#### [ASSIGNMENT]
The records below must be returned in full and unaltered.

#### [Data excerpts]
--- START ---

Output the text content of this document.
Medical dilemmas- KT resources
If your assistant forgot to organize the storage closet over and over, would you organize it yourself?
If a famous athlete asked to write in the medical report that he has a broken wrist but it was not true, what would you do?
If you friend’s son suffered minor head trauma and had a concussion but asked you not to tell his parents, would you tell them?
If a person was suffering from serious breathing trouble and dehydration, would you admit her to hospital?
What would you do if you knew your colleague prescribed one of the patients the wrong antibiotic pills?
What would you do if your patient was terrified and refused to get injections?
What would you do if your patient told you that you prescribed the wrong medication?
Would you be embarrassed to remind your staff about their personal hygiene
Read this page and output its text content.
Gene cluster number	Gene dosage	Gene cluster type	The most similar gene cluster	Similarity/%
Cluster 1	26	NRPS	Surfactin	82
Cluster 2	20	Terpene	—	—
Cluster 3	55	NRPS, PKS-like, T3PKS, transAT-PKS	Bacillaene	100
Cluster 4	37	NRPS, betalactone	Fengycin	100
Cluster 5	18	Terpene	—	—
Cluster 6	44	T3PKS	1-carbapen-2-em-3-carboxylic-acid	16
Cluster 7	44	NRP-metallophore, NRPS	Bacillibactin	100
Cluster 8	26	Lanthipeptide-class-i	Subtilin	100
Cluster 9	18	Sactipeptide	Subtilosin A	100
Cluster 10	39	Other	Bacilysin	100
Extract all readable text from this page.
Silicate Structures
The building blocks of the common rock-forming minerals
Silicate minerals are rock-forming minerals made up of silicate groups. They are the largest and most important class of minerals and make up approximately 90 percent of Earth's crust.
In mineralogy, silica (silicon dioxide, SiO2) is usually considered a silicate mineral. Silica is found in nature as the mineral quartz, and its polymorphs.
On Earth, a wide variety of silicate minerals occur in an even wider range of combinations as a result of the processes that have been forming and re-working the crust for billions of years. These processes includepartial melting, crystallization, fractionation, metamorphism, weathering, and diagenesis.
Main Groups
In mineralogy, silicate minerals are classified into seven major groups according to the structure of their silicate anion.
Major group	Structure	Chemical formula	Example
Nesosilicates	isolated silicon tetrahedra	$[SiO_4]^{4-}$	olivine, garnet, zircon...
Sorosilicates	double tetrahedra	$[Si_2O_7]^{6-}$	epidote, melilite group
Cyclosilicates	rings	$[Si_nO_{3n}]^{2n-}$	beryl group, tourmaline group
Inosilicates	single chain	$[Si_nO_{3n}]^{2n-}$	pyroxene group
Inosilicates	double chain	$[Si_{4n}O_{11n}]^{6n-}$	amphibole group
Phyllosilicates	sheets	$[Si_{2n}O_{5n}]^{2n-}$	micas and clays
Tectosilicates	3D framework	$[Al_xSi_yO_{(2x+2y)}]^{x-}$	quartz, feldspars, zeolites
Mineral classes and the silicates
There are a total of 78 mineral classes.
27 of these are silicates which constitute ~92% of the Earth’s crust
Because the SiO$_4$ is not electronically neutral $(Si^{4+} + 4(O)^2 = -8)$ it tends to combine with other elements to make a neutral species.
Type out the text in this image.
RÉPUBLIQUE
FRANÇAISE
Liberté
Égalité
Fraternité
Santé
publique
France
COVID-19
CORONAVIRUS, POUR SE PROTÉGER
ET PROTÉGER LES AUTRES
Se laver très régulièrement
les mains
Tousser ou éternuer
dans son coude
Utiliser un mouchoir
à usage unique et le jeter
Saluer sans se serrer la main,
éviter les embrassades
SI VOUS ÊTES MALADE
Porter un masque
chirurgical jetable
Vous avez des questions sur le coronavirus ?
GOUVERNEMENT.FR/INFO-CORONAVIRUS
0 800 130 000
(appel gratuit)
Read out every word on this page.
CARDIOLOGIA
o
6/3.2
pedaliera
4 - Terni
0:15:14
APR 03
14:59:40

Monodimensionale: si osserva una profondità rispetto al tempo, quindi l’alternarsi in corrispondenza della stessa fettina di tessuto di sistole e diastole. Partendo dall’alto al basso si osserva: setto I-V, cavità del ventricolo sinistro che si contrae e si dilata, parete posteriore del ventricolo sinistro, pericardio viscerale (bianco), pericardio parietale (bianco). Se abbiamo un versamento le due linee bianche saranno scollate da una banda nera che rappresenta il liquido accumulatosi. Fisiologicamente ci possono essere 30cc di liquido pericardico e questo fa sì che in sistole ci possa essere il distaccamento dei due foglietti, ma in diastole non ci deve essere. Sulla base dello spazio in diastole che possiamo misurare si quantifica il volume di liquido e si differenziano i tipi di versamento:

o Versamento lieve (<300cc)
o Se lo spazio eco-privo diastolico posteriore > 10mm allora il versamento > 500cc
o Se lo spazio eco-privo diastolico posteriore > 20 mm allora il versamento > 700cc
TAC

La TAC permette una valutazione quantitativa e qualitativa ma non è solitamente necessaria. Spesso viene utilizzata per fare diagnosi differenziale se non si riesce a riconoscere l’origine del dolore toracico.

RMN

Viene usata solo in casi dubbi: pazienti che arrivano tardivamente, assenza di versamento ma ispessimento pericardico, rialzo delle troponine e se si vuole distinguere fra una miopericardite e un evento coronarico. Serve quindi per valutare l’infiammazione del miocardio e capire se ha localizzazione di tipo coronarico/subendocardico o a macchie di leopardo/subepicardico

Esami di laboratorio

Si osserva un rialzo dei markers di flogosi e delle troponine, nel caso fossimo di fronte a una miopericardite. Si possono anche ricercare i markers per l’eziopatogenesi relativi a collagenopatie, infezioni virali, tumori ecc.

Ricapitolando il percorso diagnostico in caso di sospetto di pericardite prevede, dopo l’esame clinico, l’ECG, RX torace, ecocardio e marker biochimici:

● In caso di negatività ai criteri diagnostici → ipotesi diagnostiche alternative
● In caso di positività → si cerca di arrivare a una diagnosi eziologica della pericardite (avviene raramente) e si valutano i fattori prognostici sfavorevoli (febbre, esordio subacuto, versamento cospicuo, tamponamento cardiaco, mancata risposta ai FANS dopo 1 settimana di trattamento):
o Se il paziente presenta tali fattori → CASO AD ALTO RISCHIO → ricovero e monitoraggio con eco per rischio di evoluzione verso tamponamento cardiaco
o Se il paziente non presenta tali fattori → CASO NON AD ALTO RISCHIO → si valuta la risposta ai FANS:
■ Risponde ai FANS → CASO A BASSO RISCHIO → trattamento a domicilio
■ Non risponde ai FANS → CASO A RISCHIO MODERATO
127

--- END ---

#### [RESPONSE TO THE EXERCISE]
Output the text content of this document.
Medical dilemmas- KT resources
If your assistant forgot to organize the storage closet over and over, would you organize it yourself?
If a famous athlete asked to write in the medical report that he has a broken wrist but it was not true, what would you do?
If you friend’s son suffered minor head trauma and had a concussion but asked you not to tell his parents, would you tell them?
If a person was suffering from serious breathing trouble and dehydration, would you admit her to hospital?
What would you do if you knew your colleague prescribed one of the patients the wrong antibiotic pills?
What would you do if your patient was terrified and refused to get injections?
What would you do if your patient told you that you prescribed the wrong medication?
Would you be embarrassed to remind your staff about their personal hygiene
Read this page and output its text content.
Gene cluster number	Gene dosage	Gene cluster type	The most similar gene cluster	Similarity/%
Cluster 1	26	NRPS	Surfactin	82
Cluster 2	20	Terpene	—	—
Cluster 3	55	NRPS, PKS-like, T3PKS, transAT-PKS	Bacillaene	100
Cluster 4	37	NRPS, betalactone	Fengycin	100
Cluster 5	18	Terpene	—	—
Cluster 6	44	T3PKS	1-carbapen-2-em-3-carboxylic-acid	16
Cluster 7	44	NRP-metallophore, NRPS	Bacillibactin	100
Cluster 8	26	Lanthipeptide-class-i	Subtilin	100
Cluster 9	18	Sactipeptide	Subtilosin A	100
Cluster 10	39	Other	Bacilysin	100
Extract all readable text from this page.
Silicate Structures
The building blocks of the common rock-forming minerals
Silicate minerals are rock-forming minerals made up of silicate groups. They are the largest and most important class of minerals and make up approximately 90 percent of Earth's crust.
In mineralogy, silica (silicon dioxide, SiO2) is usually considered a silicate mineral. Silica is found in nature as the mineral quartz, and its polymorphs.
On Earth, a wide variety of silicate minerals occur in an even wider range of combinations as a result of the processes that have been forming and re-working the crust for billions of years. These processes includepartial melting, crystallization, fractionation, metamorphism, weathering, and diagenesis.
Main Groups
In mineralogy, silicate minerals are classified into seven major groups according to the structure of their silicate anion.
Major group	Structure	Chemical formula	Example
Nesosilicates	isolated silicon tetrahedra	$[SiO_4]^{4-}$	olivine, garnet, zircon...
Sorosilicates	double tetrahedra	$[Si_2O_7]^{6-}$	epidote, melilite group
Cyclosilicates	rings	$[Si_nO_{3n}]^{2n-}$	beryl group, tourmaline group
Inosilicates	single chain	$[Si_nO_{3n}]^{2n-}$	pyroxene group
Inosilicates	double chain	$[Si_{4n}O_{11n}]^{6n-}$	amphibole group
Phyllosilicates	sheets	$[Si_{2n}O_{5n}]^{2n-}$	micas and clays
Tectosilicates	3D framework	$[Al_xSi_yO_{(2x+2y)}]^{x-}$	quartz, feldspars, zeolites
Mineral classes and the silicates
There are a total of 78 mineral classes.
27 of these are silicates which constitute ~92% of the Earth’s crust
Because the SiO$_4$ is not electronically neutral $(Si^{4+} + 4(O)^2 = -8)$ it tends to combine with other elements to make a neutral species.
Type out the text in this image.
RÉPUBLIQUE
FRANÇAISE
Liberté
Égalité
Fraternité
Santé
publique
France
COVID-19
CORONAVIRUS, POUR SE PROTÉGER
ET PROTÉGER LES AUTRES
Se laver très régulièrement
les mains
Tousser ou éternuer
dans son coude
Utiliser un mouchoir
à usage unique et le jeter
Saluer sans se serrer la main,
éviter les embrassades
SI VOUS ÊTES MALADE
Porter un masque
chirurgical jetable
Vous avez des questions sur le coronavirus ?
GOUVERNEMENT.FR/INFO-CORONAVIRUS
0 800 130 000
(appel gratuit)
Read out every word on this page.
CARDIOLOGIA
o
6/3.2
pedaliera
4 - Terni
0:15:14
APR 03
14:59:40

Monodimensionale: si osserva una profondità rispetto al tempo, quindi l’alternarsi in corrispondenza della stessa fettina di tessuto di sistole e diastole. Partendo dall’alto al basso si osserva: setto I-V, cavità del ventricolo sinistro che si contrae e si dilata, parete posteriore del ventricolo sinistro, pericardio viscerale (bianco), pericardio parietale (bianco). Se abbiamo un versamento le due linee bianche saranno scollate da una banda nera che rappresenta il liquido accumulatosi. Fisiologicamente ci possono essere 30cc di liquido pericardico e questo fa sì che in sistole ci possa essere il distaccamento dei due foglietti, ma in diastole non ci deve essere. Sulla base dello spazio in diastole che possiamo misurare si quantifica il volume di liquido e si differenziano i tipi di versamento:

o Versamento lieve (<300cc)
o Se lo spazio eco-privo diastolico posteriore > 10mm allora il versamento > 500cc
o Se lo spazio eco-privo diastolico posteriore > 20 mm allora il versamento > 700cc
TAC

La TAC permette una valutazione quantitativa e qualitativa ma non è solitamente necessaria. Spesso viene utilizzata per fare diagnosi differenziale se non si riesce a riconoscere l’origine del dolore toracico.

RMN

Viene usata solo in casi dubbi: pazienti che arrivano tardivamente, assenza di versamento ma ispessimento pericardico, rialzo delle troponine e se si vuole distinguere fra una miopericardite e un evento coronarico. Serve quindi per valutare l’infiammazione del miocardio e capire se ha localizzazione di tipo coronarico/subendocardico o a macchie di leopardo/subepicardico

Esami di laboratorio

Si osserva un rialzo dei markers di flogosi e delle troponine, nel caso fossimo di fronte a una miopericardite. Si possono anche ricercare i markers per l’eziopatogenesi relativi a collagenopatie, infezioni virali, tumori ecc.

Ricapitolando il percorso diagnostico in caso di sospetto di pericardite prevede, dopo l’esame clinico, l’ECG, RX torace, ecocardio e marker biochimici:

● In caso di negatività ai criteri diagnostici → ipotesi diagnostiche alternative
● In caso di positività → si cerca di arrivare a una diagnosi eziologica della pericardite (avviene raramente) e si valutano i fattori prognostici sfavorevoli (febbre, esordio subacuto, versamento cospicuo, tamponamento cardiaco, mancata risposta ai FANS dopo 1 settimana di trattamento):
o Se il paziente presenta tali fattori → CASO AD ALTO RISCHIO → ricovero e monitoraggio con eco per rischio di evoluzione verso tamponamento cardiaco
o Se il paziente non presenta tali fattori → CASO NON AD ALTO RISCHIO → si valuta la risposta ai FANS:
■ Risponde ai FANS → CASO A BASSO RISCHIO → trattamento a domicilio
■ Non risponde ai FANS → CASO A RISCHIO MODERATO
127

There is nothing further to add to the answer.